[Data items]
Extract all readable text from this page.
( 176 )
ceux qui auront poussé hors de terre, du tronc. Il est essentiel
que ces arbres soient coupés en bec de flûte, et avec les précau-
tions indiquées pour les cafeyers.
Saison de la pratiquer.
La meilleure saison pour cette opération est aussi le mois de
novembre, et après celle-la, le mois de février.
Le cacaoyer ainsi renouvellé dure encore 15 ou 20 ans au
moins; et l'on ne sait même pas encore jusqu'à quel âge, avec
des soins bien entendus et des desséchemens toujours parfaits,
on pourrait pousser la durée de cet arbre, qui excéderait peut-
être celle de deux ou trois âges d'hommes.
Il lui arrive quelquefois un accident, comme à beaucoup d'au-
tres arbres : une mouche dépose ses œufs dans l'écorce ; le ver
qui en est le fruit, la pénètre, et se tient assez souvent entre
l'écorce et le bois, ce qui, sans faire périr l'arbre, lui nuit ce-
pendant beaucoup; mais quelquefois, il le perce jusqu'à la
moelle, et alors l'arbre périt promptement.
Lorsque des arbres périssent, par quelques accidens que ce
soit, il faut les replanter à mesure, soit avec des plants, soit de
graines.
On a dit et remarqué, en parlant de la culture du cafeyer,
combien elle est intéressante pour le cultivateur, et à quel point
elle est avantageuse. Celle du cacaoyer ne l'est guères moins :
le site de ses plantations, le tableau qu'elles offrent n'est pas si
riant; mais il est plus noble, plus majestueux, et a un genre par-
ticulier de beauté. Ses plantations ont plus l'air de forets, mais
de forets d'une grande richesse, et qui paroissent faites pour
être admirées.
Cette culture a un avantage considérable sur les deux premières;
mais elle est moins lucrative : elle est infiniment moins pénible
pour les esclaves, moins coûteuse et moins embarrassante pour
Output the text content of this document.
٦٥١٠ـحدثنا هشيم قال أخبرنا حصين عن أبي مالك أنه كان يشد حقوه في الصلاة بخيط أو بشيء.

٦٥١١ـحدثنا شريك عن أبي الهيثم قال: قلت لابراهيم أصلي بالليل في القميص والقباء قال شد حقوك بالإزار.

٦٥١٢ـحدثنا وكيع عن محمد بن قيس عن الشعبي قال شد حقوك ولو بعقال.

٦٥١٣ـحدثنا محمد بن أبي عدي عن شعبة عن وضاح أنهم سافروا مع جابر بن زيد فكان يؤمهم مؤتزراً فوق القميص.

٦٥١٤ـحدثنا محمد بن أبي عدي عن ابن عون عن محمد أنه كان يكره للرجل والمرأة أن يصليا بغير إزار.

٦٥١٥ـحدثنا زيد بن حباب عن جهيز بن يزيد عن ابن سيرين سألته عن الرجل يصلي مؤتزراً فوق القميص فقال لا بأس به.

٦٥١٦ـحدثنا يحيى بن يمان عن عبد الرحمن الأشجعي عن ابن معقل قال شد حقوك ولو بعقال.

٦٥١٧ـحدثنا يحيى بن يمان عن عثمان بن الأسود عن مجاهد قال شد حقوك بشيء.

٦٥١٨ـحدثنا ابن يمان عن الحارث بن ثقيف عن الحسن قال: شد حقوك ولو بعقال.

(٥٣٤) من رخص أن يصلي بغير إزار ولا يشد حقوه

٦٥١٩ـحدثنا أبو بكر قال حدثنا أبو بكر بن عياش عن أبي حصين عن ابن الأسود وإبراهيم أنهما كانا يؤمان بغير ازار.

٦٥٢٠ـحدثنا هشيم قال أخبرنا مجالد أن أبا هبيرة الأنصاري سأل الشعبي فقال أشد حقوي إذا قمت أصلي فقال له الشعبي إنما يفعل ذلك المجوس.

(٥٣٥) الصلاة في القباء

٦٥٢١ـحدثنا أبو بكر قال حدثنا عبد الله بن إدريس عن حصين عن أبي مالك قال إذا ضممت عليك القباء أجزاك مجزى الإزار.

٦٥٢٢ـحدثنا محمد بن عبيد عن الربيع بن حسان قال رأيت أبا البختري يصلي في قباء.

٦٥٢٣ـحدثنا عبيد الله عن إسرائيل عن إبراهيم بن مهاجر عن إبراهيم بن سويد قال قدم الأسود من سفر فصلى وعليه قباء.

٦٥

[GOAL]
Extract, from the material above, each line holding the word "plantations".

[THE RESULT]
le site de ses plantations, le tableau qu'elles offrent n'est pas si
ticulier de beauté. Ses plantations ont plus l'air de forets, mais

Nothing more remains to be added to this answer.